_Aim:_ Tally the lines containing "Vilo" and report the number alone.

_Records to process:_
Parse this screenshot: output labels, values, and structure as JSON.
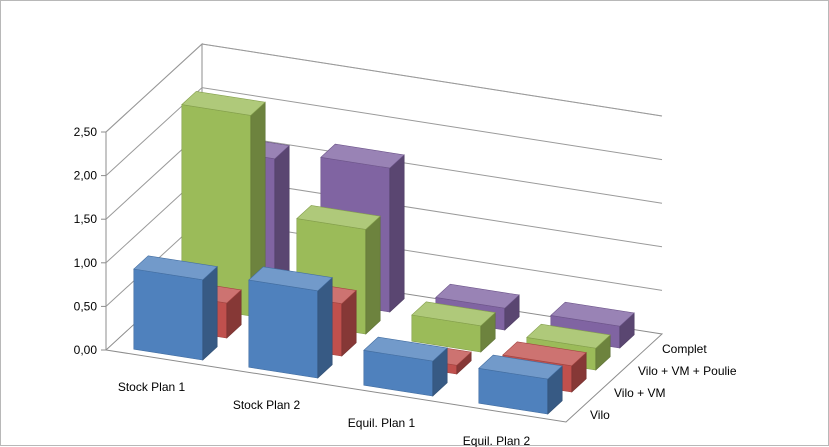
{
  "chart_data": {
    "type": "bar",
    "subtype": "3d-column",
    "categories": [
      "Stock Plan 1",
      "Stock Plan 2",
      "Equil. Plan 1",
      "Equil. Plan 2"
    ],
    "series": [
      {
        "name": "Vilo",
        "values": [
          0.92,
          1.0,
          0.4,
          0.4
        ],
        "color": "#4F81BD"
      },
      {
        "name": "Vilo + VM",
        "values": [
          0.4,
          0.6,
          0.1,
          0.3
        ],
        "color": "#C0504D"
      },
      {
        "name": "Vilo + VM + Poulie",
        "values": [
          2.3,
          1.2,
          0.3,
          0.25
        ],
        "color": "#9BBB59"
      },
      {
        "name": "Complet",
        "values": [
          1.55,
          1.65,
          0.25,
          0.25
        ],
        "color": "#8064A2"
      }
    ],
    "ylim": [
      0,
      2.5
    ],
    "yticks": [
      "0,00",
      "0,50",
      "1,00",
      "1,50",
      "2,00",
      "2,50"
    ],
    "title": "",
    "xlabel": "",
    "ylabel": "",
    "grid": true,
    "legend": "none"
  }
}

_Finished task:_ 3